## PROBLEM TO WORK ON
Go through the listing and write out all of it exactly.

## DATA FOR PROCESSING
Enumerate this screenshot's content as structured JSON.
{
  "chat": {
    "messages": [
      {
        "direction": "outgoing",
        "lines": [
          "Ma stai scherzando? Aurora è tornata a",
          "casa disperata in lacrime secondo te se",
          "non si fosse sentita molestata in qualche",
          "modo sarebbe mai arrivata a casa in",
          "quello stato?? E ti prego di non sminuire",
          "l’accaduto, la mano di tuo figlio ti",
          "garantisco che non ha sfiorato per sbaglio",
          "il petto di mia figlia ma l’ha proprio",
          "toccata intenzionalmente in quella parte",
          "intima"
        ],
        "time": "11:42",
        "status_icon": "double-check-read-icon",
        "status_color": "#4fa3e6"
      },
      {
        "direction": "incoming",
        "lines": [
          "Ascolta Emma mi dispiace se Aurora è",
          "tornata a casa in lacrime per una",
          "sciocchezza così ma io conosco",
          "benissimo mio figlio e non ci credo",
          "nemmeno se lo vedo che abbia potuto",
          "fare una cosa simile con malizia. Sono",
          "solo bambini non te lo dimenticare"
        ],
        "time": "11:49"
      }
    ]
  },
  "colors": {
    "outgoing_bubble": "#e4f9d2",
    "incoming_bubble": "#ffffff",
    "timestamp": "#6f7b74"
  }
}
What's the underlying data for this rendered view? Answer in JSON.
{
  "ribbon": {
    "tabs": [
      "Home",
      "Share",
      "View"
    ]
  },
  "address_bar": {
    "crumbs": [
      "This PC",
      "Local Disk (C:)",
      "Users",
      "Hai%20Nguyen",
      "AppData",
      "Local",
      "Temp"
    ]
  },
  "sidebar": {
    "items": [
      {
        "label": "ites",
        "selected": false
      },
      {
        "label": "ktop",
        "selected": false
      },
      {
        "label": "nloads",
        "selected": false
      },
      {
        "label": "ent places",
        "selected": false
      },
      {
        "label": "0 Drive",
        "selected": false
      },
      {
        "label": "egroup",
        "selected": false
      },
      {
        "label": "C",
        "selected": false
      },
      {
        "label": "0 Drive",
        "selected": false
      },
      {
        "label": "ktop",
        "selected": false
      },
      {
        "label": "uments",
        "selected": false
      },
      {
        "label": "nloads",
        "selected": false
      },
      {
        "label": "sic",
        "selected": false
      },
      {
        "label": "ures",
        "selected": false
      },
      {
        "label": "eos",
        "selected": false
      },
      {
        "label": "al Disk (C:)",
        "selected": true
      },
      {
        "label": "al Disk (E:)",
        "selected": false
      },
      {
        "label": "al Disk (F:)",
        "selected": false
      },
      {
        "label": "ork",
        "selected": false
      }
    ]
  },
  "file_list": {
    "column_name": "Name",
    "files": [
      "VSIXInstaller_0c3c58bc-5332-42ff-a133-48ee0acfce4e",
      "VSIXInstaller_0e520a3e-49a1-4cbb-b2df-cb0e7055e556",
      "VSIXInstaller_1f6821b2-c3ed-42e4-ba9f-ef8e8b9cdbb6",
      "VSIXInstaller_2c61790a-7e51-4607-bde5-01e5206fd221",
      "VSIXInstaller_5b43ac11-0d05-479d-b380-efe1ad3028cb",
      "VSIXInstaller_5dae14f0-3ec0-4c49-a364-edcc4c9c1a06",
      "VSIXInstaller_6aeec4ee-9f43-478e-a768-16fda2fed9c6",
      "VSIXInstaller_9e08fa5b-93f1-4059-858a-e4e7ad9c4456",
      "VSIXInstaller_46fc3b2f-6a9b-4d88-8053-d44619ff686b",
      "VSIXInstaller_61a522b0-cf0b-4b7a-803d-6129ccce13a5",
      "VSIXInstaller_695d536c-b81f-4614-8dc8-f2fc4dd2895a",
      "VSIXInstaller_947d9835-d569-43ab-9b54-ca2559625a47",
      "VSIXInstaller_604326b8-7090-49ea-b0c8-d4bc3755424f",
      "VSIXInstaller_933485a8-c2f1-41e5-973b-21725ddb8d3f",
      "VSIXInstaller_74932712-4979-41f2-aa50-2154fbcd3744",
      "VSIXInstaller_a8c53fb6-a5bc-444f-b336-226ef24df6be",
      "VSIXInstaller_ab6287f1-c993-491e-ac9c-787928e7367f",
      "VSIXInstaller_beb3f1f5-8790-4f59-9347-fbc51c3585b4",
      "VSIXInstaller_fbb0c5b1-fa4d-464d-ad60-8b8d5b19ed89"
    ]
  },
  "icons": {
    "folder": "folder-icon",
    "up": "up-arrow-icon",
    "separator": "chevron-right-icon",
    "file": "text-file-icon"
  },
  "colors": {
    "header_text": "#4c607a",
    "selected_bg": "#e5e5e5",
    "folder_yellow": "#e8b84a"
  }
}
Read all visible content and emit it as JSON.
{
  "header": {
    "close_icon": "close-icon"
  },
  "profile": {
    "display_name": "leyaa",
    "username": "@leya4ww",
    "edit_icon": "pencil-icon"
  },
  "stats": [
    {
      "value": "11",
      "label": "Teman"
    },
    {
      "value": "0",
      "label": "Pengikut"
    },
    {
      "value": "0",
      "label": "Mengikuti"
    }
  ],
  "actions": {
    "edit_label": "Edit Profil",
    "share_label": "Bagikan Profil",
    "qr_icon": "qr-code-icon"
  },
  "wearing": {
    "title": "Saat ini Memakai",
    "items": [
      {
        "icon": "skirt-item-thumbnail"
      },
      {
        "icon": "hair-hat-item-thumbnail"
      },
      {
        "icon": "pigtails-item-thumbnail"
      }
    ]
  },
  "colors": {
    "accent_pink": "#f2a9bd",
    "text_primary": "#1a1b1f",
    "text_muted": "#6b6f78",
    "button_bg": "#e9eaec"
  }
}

## ANSWER BELOW
Enumerate this screenshot's content as structured JSON.
{
  "chat": {
    "messages": [
      {
        "direction": "outgoing",
        "lines": [
          "Ma stai scherzando? Aurora è tornata a",
          "casa disperata in lacrime secondo te se",
          "non si fosse sentita molestata in qualche",
          "modo sarebbe mai arrivata a casa in",
          "quello stato?? E ti prego di non sminuire",
          "l’accaduto, la mano di tuo figlio ti",
          "garantisco che non ha sfiorato per sbaglio",
          "il petto di mia figlia ma l’ha proprio",
          "toccata intenzionalmente in quella parte",
          "intima"
        ],
        "time": "11:42",
        "status_icon": "double-check-read-icon",
        "status_color": "#4fa3e6"
      },
      {
        "direction": "incoming",
        "lines": [
          "Ascolta Emma mi dispiace se Aurora è",
          "tornata a casa in lacrime per una",
          "sciocchezza così ma io conosco",
          "benissimo mio figlio e non ci credo",
          "nemmeno se lo vedo che abbia potuto",
          "fare una cosa simile con malizia. Sono",
          "solo bambini non te lo dimenticare"
        ],
        "time": "11:49"
      }
    ]
  },
  "colors": {
    "outgoing_bubble": "#e4f9d2",
    "incoming_bubble": "#ffffff",
    "timestamp": "#6f7b74"
  }
}
What's the underlying data for this rendered view? Answer in JSON.
{
  "ribbon": {
    "tabs": [
      "Home",
      "Share",
      "View"
    ]
  },
  "address_bar": {
    "crumbs": [
      "This PC",
      "Local Disk (C:)",
      "Users",
      "Hai%20Nguyen",
      "AppData",
      "Local",
      "Temp"
    ]
  },
  "sidebar": {
    "items": [
      {
        "label": "ites",
        "selected": false
      },
      {
        "label": "ktop",
        "selected": false
      },
      {
        "label": "nloads",
        "selected": false
      },
      {
        "label": "ent places",
        "selected": false
      },
      {
        "label": "0 Drive",
        "selected": false
      },
      {
        "label": "egroup",
        "selected": false
      },
      {
        "label": "C",
        "selected": false
      },
      {
        "label": "0 Drive",
        "selected": false
      },
      {
        "label": "ktop",
        "selected": false
      },
      {
        "label": "uments",
        "selected": false
      },
      {
        "label": "nloads",
        "selected": false
      },
      {
        "label": "sic",
        "selected": false
      },
      {
        "label": "ures",
        "selected": false
      },
      {
        "label": "eos",
        "selected": false
      },
      {
        "label": "al Disk (C:)",
        "selected": true
      },
      {
        "label": "al Disk (E:)",
        "selected": false
      },
      {
        "label": "al Disk (F:)",
        "selected": false
      },
      {
        "label": "ork",
        "selected": false
      }
    ]
  },
  "file_list": {
    "column_name": "Name",
    "files": [
      "VSIXInstaller_0c3c58bc-5332-42ff-a133-48ee0acfce4e",
      "VSIXInstaller_0e520a3e-49a1-4cbb-b2df-cb0e7055e556",
      "VSIXInstaller_1f6821b2-c3ed-42e4-ba9f-ef8e8b9cdbb6",
      "VSIXInstaller_2c61790a-7e51-4607-bde5-01e5206fd221",
      "VSIXInstaller_5b43ac11-0d05-479d-b380-efe1ad3028cb",
      "VSIXInstaller_5dae14f0-3ec0-4c49-a364-edcc4c9c1a06",
      "VSIXInstaller_6aeec4ee-9f43-478e-a768-16fda2fed9c6",
      "VSIXInstaller_9e08fa5b-93f1-4059-858a-e4e7ad9c4456",
      "VSIXInstaller_46fc3b2f-6a9b-4d88-8053-d44619ff686b",
      "VSIXInstaller_61a522b0-cf0b-4b7a-803d-6129ccce13a5",
      "VSIXInstaller_695d536c-b81f-4614-8dc8-f2fc4dd2895a",
      "VSIXInstaller_947d9835-d569-43ab-9b54-ca2559625a47",
      "VSIXInstaller_604326b8-7090-49ea-b0c8-d4bc3755424f",
      "VSIXInstaller_933485a8-c2f1-41e5-973b-21725ddb8d3f",
      "VSIXInstaller_74932712-4979-41f2-aa50-2154fbcd3744",
      "VSIXInstaller_a8c53fb6-a5bc-444f-b336-226ef24df6be",
      "VSIXInstaller_ab6287f1-c993-491e-ac9c-787928e7367f",
      "VSIXInstaller_beb3f1f5-8790-4f59-9347-fbc51c3585b4",
      "VSIXInstaller_fbb0c5b1-fa4d-464d-ad60-8b8d5b19ed89"
    ]
  },
  "icons": {
    "folder": "folder-icon",
    "up": "up-arrow-icon",
    "separator": "chevron-right-icon",
    "file": "text-file-icon"
  },
  "colors": {
    "header_text": "#4c607a",
    "selected_bg": "#e5e5e5",
    "folder_yellow": "#e8b84a"
  }
}
Read all visible content and emit it as JSON.
{
  "header": {
    "close_icon": "close-icon"
  },
  "profile": {
    "display_name": "leyaa",
    "username": "@leya4ww",
    "edit_icon": "pencil-icon"
  },
  "stats": [
    {
      "value": "11",
      "label": "Teman"
    },
    {
      "value": "0",
      "label": "Pengikut"
    },
    {
      "value": "0",
      "label": "Mengikuti"
    }
  ],
  "actions": {
    "edit_label": "Edit Profil",
    "share_label": "Bagikan Profil",
    "qr_icon": "qr-code-icon"
  },
  "wearing": {
    "title": "Saat ini Memakai",
    "items": [
      {
        "icon": "skirt-item-thumbnail"
      },
      {
        "icon": "hair-hat-item-thumbnail"
      },
      {
        "icon": "pigtails-item-thumbnail"
      }
    ]
  },
  "colors": {
    "accent_pink": "#f2a9bd",
    "text_primary": "#1a1b1f",
    "text_muted": "#6b6f78",
    "button_bg": "#e9eaec"
  }
}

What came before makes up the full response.